[Figure record extracts]
_ _ _ _ _ _ _

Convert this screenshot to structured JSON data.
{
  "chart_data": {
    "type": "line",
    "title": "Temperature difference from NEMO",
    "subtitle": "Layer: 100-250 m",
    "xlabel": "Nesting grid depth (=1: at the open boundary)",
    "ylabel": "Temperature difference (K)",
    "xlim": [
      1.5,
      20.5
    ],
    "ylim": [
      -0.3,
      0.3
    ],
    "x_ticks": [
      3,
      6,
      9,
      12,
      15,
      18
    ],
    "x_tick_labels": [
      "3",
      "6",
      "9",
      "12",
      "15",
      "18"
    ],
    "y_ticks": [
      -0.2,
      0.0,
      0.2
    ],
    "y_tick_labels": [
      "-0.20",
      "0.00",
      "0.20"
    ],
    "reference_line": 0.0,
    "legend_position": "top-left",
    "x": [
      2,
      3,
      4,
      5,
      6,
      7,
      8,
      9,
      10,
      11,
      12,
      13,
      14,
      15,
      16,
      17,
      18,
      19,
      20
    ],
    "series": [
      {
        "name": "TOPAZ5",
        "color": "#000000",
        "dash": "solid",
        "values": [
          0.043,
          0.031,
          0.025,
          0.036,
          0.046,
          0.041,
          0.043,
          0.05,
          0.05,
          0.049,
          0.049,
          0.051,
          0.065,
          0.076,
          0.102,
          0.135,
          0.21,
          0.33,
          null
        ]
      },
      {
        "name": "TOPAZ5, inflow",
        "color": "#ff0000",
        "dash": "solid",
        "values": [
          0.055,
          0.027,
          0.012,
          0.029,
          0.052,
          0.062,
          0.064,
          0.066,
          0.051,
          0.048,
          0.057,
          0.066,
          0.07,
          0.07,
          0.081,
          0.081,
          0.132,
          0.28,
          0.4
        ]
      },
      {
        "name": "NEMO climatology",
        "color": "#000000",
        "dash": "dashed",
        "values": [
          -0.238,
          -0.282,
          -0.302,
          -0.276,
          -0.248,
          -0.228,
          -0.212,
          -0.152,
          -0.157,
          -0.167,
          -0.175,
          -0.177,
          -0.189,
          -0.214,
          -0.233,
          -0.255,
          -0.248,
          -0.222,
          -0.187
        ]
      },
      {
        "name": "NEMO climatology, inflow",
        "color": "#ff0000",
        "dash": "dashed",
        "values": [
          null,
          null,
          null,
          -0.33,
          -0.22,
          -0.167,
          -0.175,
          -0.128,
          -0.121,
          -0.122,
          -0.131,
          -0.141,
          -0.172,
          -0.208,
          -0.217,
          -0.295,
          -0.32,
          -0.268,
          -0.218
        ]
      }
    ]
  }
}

_ _ _ _ _ _ _

**Short problem**
Your task is to repeat every entry exactly.

**Response to the task**
Convert this screenshot to structured JSON data.
{
  "chart_data": {
    "type": "line",
    "title": "Temperature difference from NEMO",
    "subtitle": "Layer: 100-250 m",
    "xlabel": "Nesting grid depth (=1: at the open boundary)",
    "ylabel": "Temperature difference (K)",
    "xlim": [
      1.5,
      20.5
    ],
    "ylim": [
      -0.3,
      0.3
    ],
    "x_ticks": [
      3,
      6,
      9,
      12,
      15,
      18
    ],
    "x_tick_labels": [
      "3",
      "6",
      "9",
      "12",
      "15",
      "18"
    ],
    "y_ticks": [
      -0.2,
      0.0,
      0.2
    ],
    "y_tick_labels": [
      "-0.20",
      "0.00",
      "0.20"
    ],
    "reference_line": 0.0,
    "legend_position": "top-left",
    "x": [
      2,
      3,
      4,
      5,
      6,
      7,
      8,
      9,
      10,
      11,
      12,
      13,
      14,
      15,
      16,
      17,
      18,
      19,
      20
    ],
    "series": [
      {
        "name": "TOPAZ5",
        "color": "#000000",
        "dash": "solid",
        "values": [
          0.043,
          0.031,
          0.025,
          0.036,
          0.046,
          0.041,
          0.043,
          0.05,
          0.05,
          0.049,
          0.049,
          0.051,
          0.065,
          0.076,
          0.102,
          0.135,
          0.21,
          0.33,
          null
        ]
      },
      {
        "name": "TOPAZ5, inflow",
        "color": "#ff0000",
        "dash": "solid",
        "values": [
          0.055,
          0.027,
          0.012,
          0.029,
          0.052,
          0.062,
          0.064,
          0.066,
          0.051,
          0.048,
          0.057,
          0.066,
          0.07,
          0.07,
          0.081,
          0.081,
          0.132,
          0.28,
          0.4
        ]
      },
      {
        "name": "NEMO climatology",
        "color": "#000000",
        "dash": "dashed",
        "values": [
          -0.238,
          -0.282,
          -0.302,
          -0.276,
          -0.248,
          -0.228,
          -0.212,
          -0.152,
          -0.157,
          -0.167,
          -0.175,
          -0.177,
          -0.189,
          -0.214,
          -0.233,
          -0.255,
          -0.248,
          -0.222,
          -0.187
        ]
      },
      {
        "name": "NEMO climatology, inflow",
        "color": "#ff0000",
        "dash": "dashed",
        "values": [
          null,
          null,
          null,
          -0.33,
          -0.22,
          -0.167,
          -0.175,
          -0.128,
          -0.121,
          -0.122,
          -0.131,
          -0.141,
          -0.172,
          -0.208,
          -0.217,
          -0.295,
          -0.32,
          -0.268,
          -0.218
        ]
      }
    ]
  }
}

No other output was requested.